**Work order**
Write the next portion of the quoted mailing-list message about SpamAssassin log warnings, beginning after its final line.

Top of Extracted text

>
> Matt Doran wrote:
>> Matt Kettler wrote:
>>> On 1/7/2010 9:14 PM, Matt Doran wrote:
>>>> Hi guys,
>>>>
>>>> I was recently doing some reconfigurating/optimization of our
>>>> SpamAssassin setup.   And I've started seeing the following entries
>>>> in the mail.log.   They don't appear for every mail processed, but
>>>> it does happen multiple times a day.
>>>>
>>>> I'm running Debian stable, SpamAssassin 3.2.5 in daemon mode, and
>>>> using sa-update to keep the rules up-to-date.   I enable the
>>>> shortcircuiting plugin to implement some of these optimizations,
>>>> and I'm wondering whether this is what introduced these problems.
>>>>
>>>>
>>>> There seems to be 2 classes of warning.  The first is this:
>>>>
>>>>     no meta_dependencies defined for SUBJ_RE_NUM at
>>>>     /usr/share/perl5/Mail/SpamAssassin/Plugin/Check.pm line 414.
>>>>     Use of uninitialized value in split at
>>>>     /usr/share/perl5/Mail/SpamAssassin/Plugin/Check.pm line 417.
>>>>
>>>> These 2 lines are repeated over and over for about 280 different rules.
>>>>
>>>>
>>>> Then next warning is about an "uninitialized value in
>>>> concatenation".   The warning can look a bit different but it's
>>>> always at the same line.  Here's some examples:
>>>>
>>>>     Use of uninitialized value in concatenation (.) or string at
>>>>     /usr/share/perl5/Mail/SpamAssassin/Plugin/Check.pm line 1028.

Bottom of Extracted text
Top of Listed records

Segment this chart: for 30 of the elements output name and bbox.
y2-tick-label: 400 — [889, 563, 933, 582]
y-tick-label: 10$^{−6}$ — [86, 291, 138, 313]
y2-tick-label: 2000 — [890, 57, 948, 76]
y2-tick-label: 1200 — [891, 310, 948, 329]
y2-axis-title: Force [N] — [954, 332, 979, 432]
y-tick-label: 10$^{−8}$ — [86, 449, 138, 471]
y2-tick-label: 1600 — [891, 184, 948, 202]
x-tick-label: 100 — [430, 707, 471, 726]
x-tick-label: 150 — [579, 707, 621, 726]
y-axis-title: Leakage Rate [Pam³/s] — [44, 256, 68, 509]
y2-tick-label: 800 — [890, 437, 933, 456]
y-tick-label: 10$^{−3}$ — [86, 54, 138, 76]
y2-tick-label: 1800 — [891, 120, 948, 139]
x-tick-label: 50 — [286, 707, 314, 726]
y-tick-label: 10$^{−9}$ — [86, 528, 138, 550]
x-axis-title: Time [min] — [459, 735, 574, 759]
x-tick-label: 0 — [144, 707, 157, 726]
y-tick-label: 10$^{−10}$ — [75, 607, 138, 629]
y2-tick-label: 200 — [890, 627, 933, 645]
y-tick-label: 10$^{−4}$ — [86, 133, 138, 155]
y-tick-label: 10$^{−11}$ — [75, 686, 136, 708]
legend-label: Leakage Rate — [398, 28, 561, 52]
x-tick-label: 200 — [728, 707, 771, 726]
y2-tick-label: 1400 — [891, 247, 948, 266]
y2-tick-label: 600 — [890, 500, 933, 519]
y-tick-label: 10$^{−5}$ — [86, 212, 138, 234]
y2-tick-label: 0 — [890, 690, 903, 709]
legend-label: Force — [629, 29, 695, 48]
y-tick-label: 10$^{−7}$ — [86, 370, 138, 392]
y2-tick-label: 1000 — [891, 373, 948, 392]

Bottom of Listed records

**Answer area**
>>>>     last message repeated 1088 times
>>>>
>>>> and
>>>>
>>>>     Use of uninitialized value in concatenation (.) or string at
>>>>     /usr/share/perl5/Mail/SpamAssassin/Plugin/Check.pm line 1028,
>>>>     <$tmpfile> line 2290.
>>>>
>>> <snip>
>>>>
>>>> I didn't see these warnings before my changes.   Any ideas on the
>>>> cause of these and how to resolve them?
>>>
> OK, I think I'm onto something here.   The warnings would appear for
> the first message processed by that process.  I was able to reproduce
> by restarting the daemon and sending in a new message.
>
> >From my experimenting with the shortcircuit plugin I know that it has
> the ability to change the order rules are evaluated (based on the
> "priority").    So I suspected that the order that rules are evaluated
> introduced this problem.  I added a short-circuit rule for NO_RELAYS, i.e.
>
>     shortcircuit NO_RELAYS ham
>
>
> If I remove this rule, I no longer see the warnings. Hmmmm.
>
> So now I need a SA/shortcircuit guru to help me understand what I did
> wrong.   Is there a way for me to short-circuit when there are no
> relays without introducing these problems?

Well, let's back up a bit.

NO_RELAYS is an *error*. This should never happen. If it is happening,
you very likely have a problem that needs fixing for SA to work accurately.

Usually if this is firing off, you've integrated SA in a way that it
never sees Recieved: headers generated by your local MTA, which is bad.
(all mail should have at least one Received: header before it gets to
SA, even if it's just saying "received from localhost by localhost".)
Usually this is from a borked MTA layer integration.

So, my personal recomendation would be to stop trying to shortcircuit
this rule, and figure out why there are no Received: headers in the message.